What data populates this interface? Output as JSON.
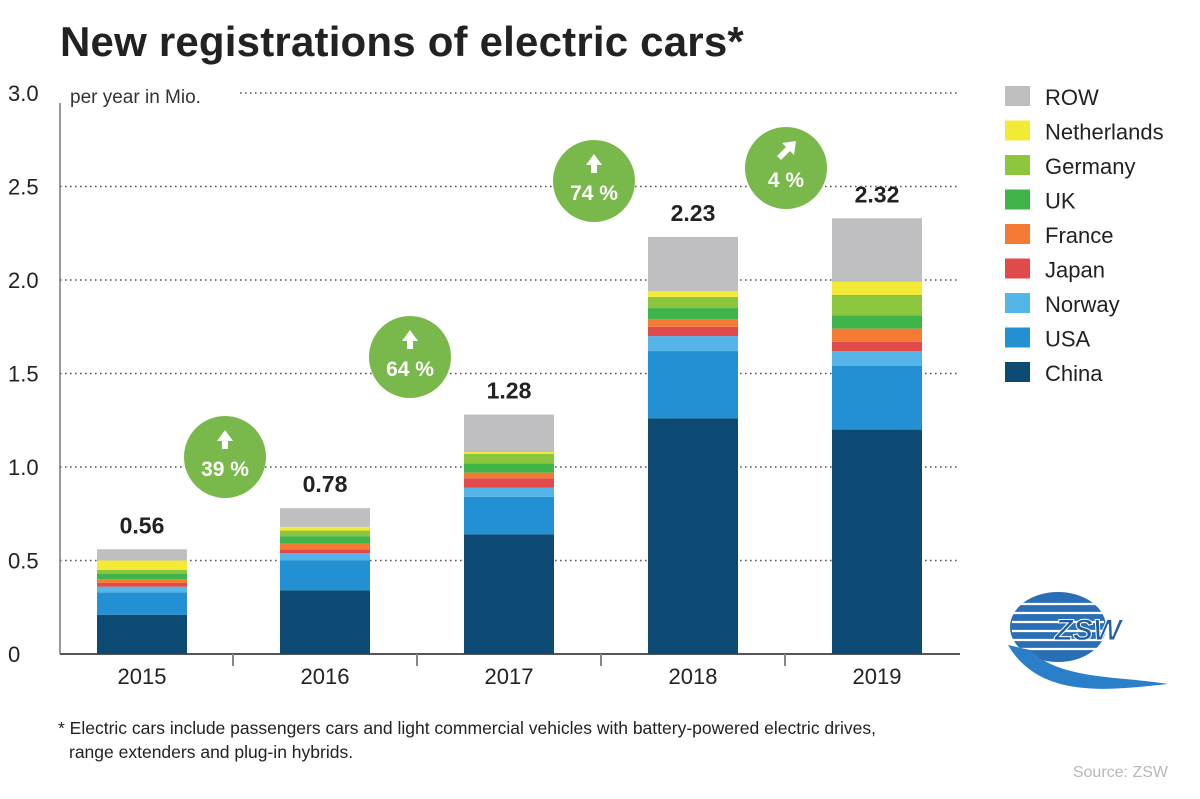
{
  "title": "New registrations of electric cars*",
  "footnote_line1": "* Electric cars include passengers cars and light commercial vehicles with battery-powered electric drives,",
  "footnote_line2": "range extenders and plug-in hybrids.",
  "source": "Source: ZSW",
  "logo_text": "ZSW",
  "chart_data": {
    "type": "bar",
    "stacked": true,
    "ylabel": "per year in Mio.",
    "ylim": [
      0,
      3.0
    ],
    "yticks": [
      "0",
      "0.5",
      "1.0",
      "1.5",
      "2.0",
      "2.5",
      "3.0"
    ],
    "grid": "horizontal dotted",
    "legend_position": "right",
    "categories": [
      "2015",
      "2016",
      "2017",
      "2018",
      "2019"
    ],
    "totals": [
      "0.56",
      "0.78",
      "1.28",
      "2.23",
      "2.32"
    ],
    "growth": [
      {
        "label": "39 %",
        "between": [
          "2015",
          "2016"
        ],
        "arrow": "up"
      },
      {
        "label": "64 %",
        "between": [
          "2016",
          "2017"
        ],
        "arrow": "up"
      },
      {
        "label": "74 %",
        "between": [
          "2017",
          "2018"
        ],
        "arrow": "up"
      },
      {
        "label": "4 %",
        "between": [
          "2018",
          "2019"
        ],
        "arrow": "up-right"
      }
    ],
    "series": [
      {
        "name": "China",
        "color": "#0d4a73",
        "values": [
          0.21,
          0.34,
          0.64,
          1.26,
          1.2
        ]
      },
      {
        "name": "USA",
        "color": "#2290d2",
        "values": [
          0.12,
          0.16,
          0.2,
          0.36,
          0.34
        ]
      },
      {
        "name": "Norway",
        "color": "#56b5e8",
        "values": [
          0.03,
          0.04,
          0.05,
          0.08,
          0.08
        ]
      },
      {
        "name": "Japan",
        "color": "#e04a4a",
        "values": [
          0.02,
          0.02,
          0.05,
          0.05,
          0.05
        ]
      },
      {
        "name": "France",
        "color": "#f57b34",
        "values": [
          0.02,
          0.03,
          0.03,
          0.04,
          0.07
        ]
      },
      {
        "name": "UK",
        "color": "#3fb549",
        "values": [
          0.03,
          0.04,
          0.05,
          0.06,
          0.07
        ]
      },
      {
        "name": "Germany",
        "color": "#8cc63e",
        "values": [
          0.02,
          0.03,
          0.05,
          0.06,
          0.11
        ]
      },
      {
        "name": "Netherlands",
        "color": "#f2ea35",
        "values": [
          0.05,
          0.02,
          0.01,
          0.03,
          0.07
        ]
      },
      {
        "name": "ROW",
        "color": "#bfbfc1",
        "values": [
          0.06,
          0.1,
          0.2,
          0.29,
          0.34
        ]
      }
    ]
  }
}
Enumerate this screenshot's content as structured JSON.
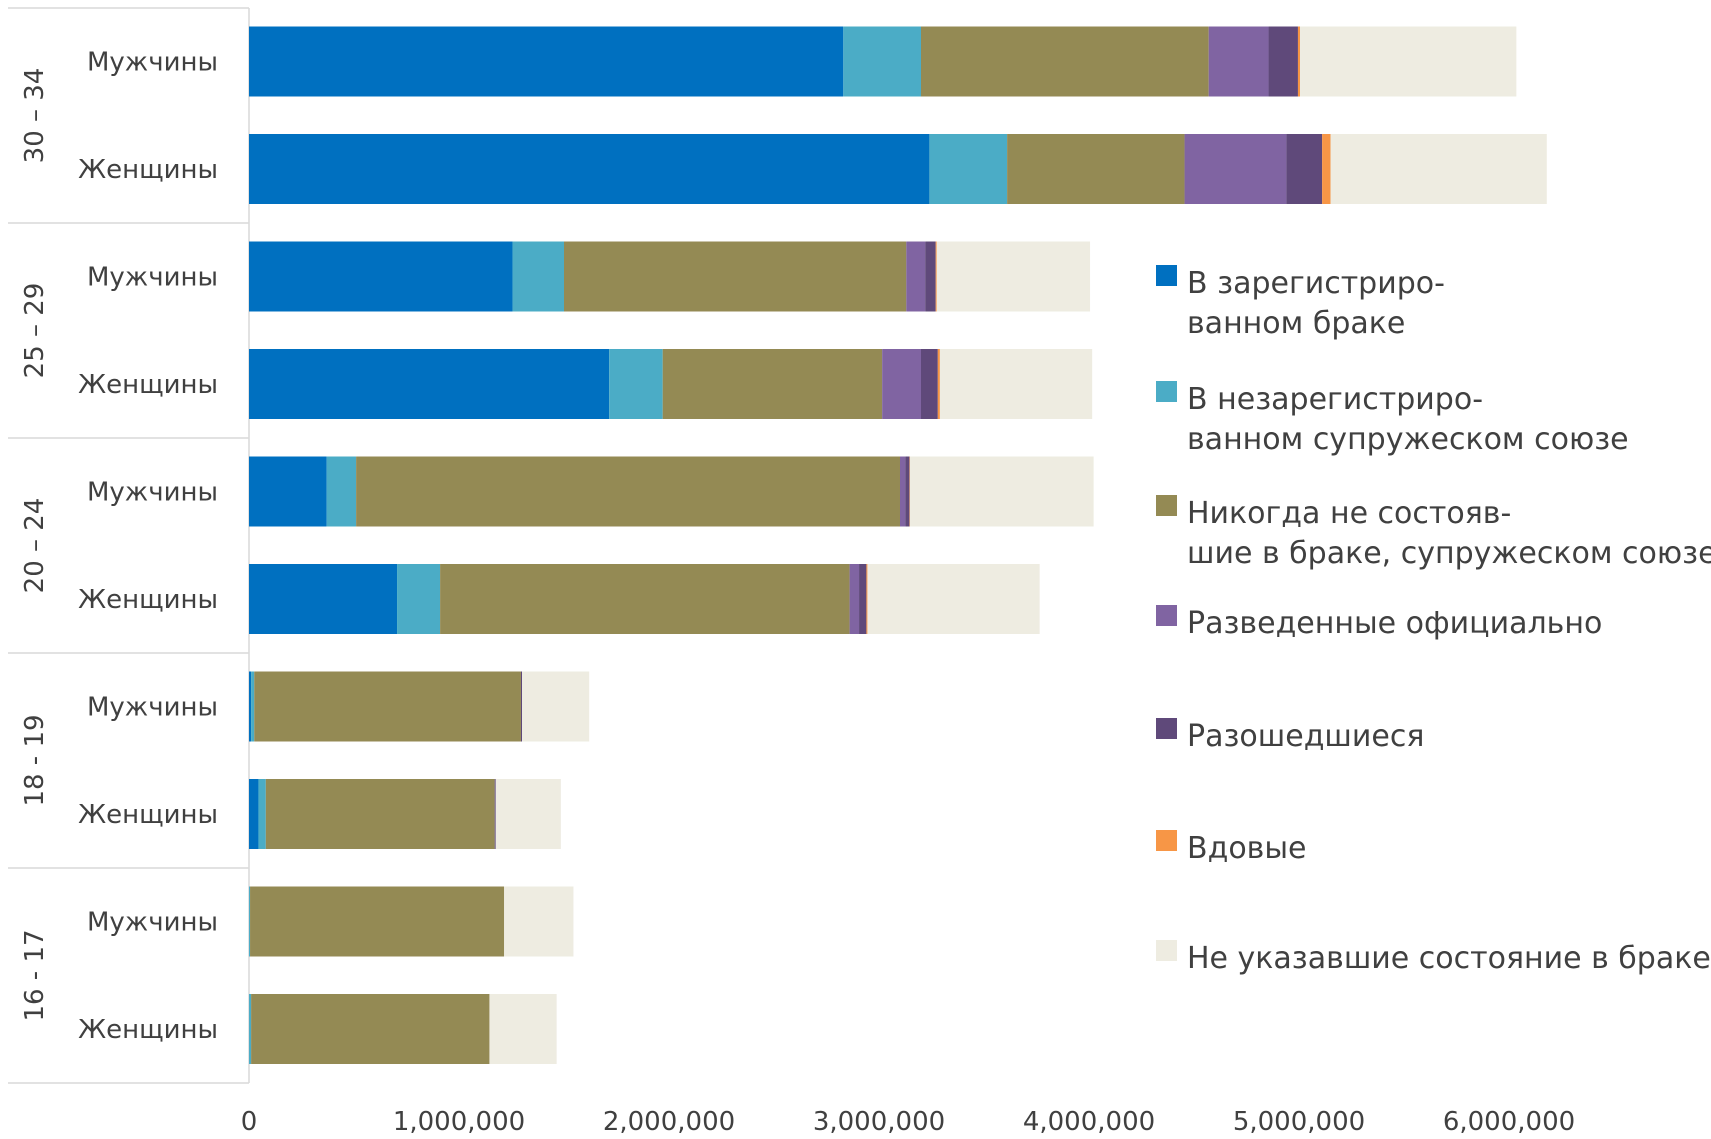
{
  "chart_data": {
    "type": "bar",
    "orientation": "horizontal",
    "stacked": true,
    "title": "",
    "xlabel": "",
    "ylabel": "",
    "xlim": [
      0,
      6500000
    ],
    "x_ticks": [
      0,
      1000000,
      2000000,
      3000000,
      4000000,
      5000000,
      6000000
    ],
    "x_tick_labels": [
      "0",
      "1,000,000",
      "2,000,000",
      "3,000,000",
      "4,000,000",
      "5,000,000",
      "6,000,000"
    ],
    "grid": false,
    "legend_position": "right",
    "groups": [
      {
        "label": "30 – 34",
        "categories": [
          "Мужчины",
          "Женщины"
        ]
      },
      {
        "label": "25 – 29",
        "categories": [
          "Мужчины",
          "Женщины"
        ]
      },
      {
        "label": "20 – 24",
        "categories": [
          "Мужчины",
          "Женщины"
        ]
      },
      {
        "label": "18 - 19",
        "categories": [
          "Мужчины",
          "Женщины"
        ]
      },
      {
        "label": "16 - 17",
        "categories": [
          "Мужчины",
          "Женщины"
        ]
      }
    ],
    "series": [
      {
        "name": "В зарегистриро-ванном браке",
        "legend_lines": [
          "В зарегистриро-",
          "ванном браке"
        ],
        "color": "#0070C0",
        "values": [
          2830000,
          3240000,
          1255000,
          1715000,
          370000,
          705000,
          10000,
          45000,
          0,
          0
        ]
      },
      {
        "name": "В незарегистриро-ванном супружеском союзе",
        "legend_lines": [
          "В незарегистриро-",
          "ванном супружеском союзе"
        ],
        "color": "#4BACC6",
        "values": [
          370000,
          370000,
          245000,
          255000,
          140000,
          205000,
          15000,
          35000,
          5000,
          10000
        ]
      },
      {
        "name": "Никогда не состояв-шие в браке, супружеском союзе",
        "legend_lines": [
          "Никогда не состояв-",
          "шие в браке, супружеском союзе"
        ],
        "color": "#948A54",
        "values": [
          1370000,
          845000,
          1630000,
          1045000,
          2590000,
          1950000,
          1270000,
          1090000,
          1210000,
          1135000
        ]
      },
      {
        "name": "Разведенные официально",
        "legend_lines": [
          "Разведенные официально"
        ],
        "color": "#8064A2",
        "values": [
          285000,
          485000,
          90000,
          185000,
          25000,
          45000,
          0,
          0,
          0,
          0
        ]
      },
      {
        "name": "Разошедшиеся",
        "legend_lines": [
          "Разошедшиеся"
        ],
        "color": "#5F497A",
        "values": [
          140000,
          170000,
          50000,
          80000,
          20000,
          35000,
          5000,
          5000,
          0,
          0
        ]
      },
      {
        "name": "Вдовые",
        "legend_lines": [
          "Вдовые"
        ],
        "color": "#F79646",
        "values": [
          10000,
          40000,
          5000,
          10000,
          2000,
          5000,
          0,
          0,
          0,
          0
        ]
      },
      {
        "name": "Не указавшие состояние в браке",
        "legend_lines": [
          "Не указавшие состояние в браке"
        ],
        "color": "#EEECE1",
        "values": [
          1030000,
          1030000,
          730000,
          725000,
          875000,
          820000,
          320000,
          310000,
          330000,
          320000
        ]
      }
    ]
  }
}
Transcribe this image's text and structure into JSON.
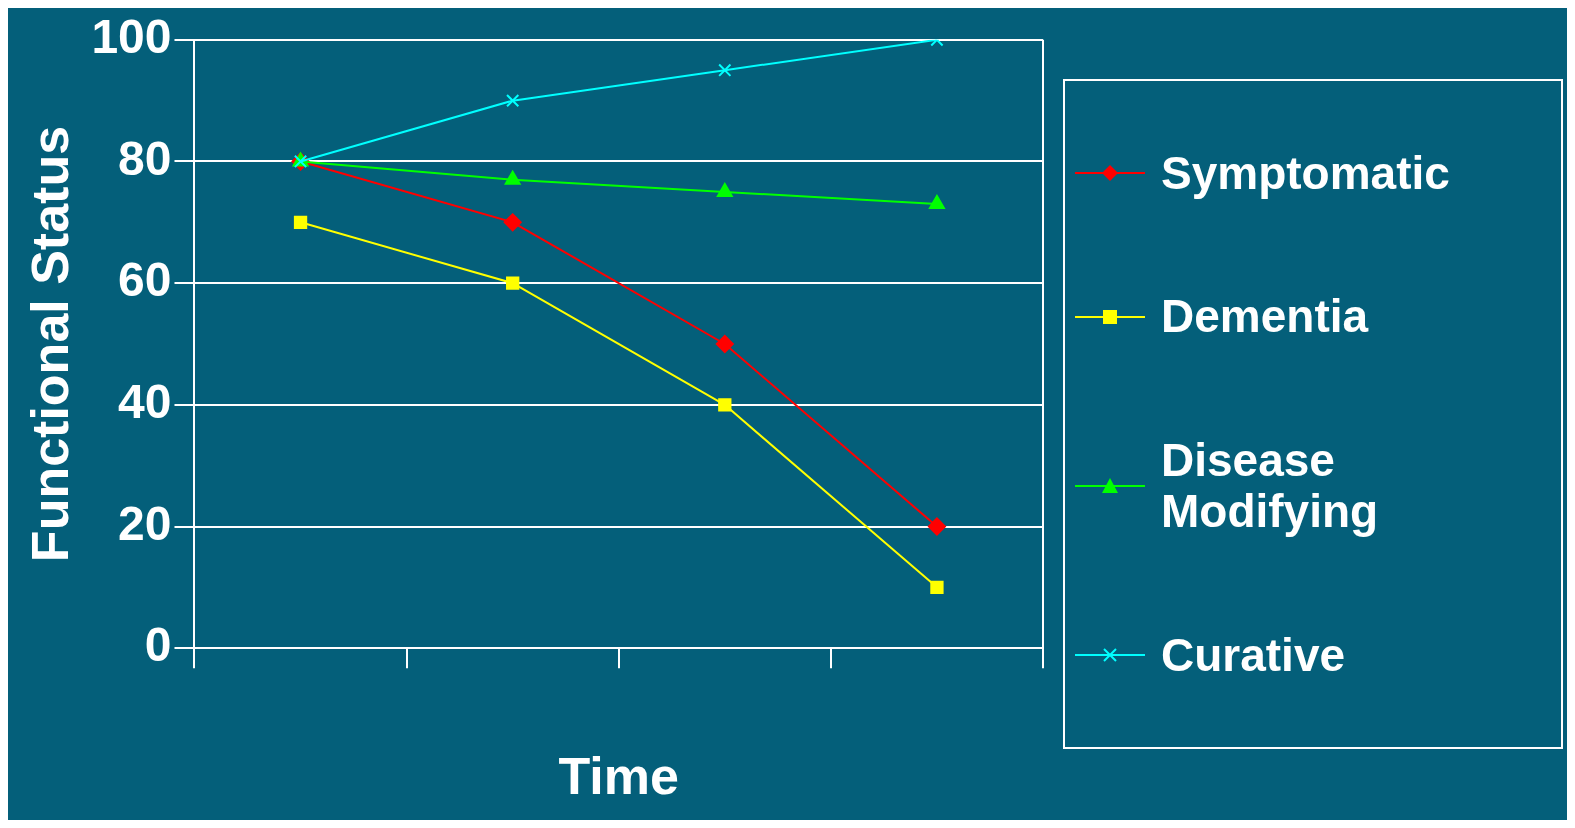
{
  "chart_data": {
    "type": "line",
    "xlabel": "Time",
    "ylabel": "Functional Status",
    "categories": [
      null,
      null,
      null,
      null
    ],
    "series": [
      {
        "name": "Symptomatic",
        "color": "#ff0000",
        "marker": "diamond",
        "values": [
          80,
          70,
          50,
          20
        ]
      },
      {
        "name": "Dementia",
        "color": "#ffff00",
        "marker": "square",
        "values": [
          70,
          60,
          40,
          10
        ]
      },
      {
        "name": "Disease Modifying",
        "color": "#00ff00",
        "marker": "triangle",
        "values": [
          80,
          77,
          75,
          73
        ]
      },
      {
        "name": "Curative",
        "color": "#00ffff",
        "marker": "cross",
        "values": [
          80,
          90,
          95,
          100
        ]
      }
    ],
    "ylim": [
      0,
      100
    ],
    "yticks": [
      0,
      20,
      40,
      60,
      80,
      100
    ],
    "grid": "y",
    "legend": "right"
  }
}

### [Instructions for the task]
Each line that has the word "союзе" should be copied.

### [The reply]
        "name": "В незарегистриро-ванном супружеском союзе",
          "ванном супружеском союзе"
        "name": "Никогда не состояв-шие в браке, супружеском союзе",
          "шие в браке, супружеском союзе"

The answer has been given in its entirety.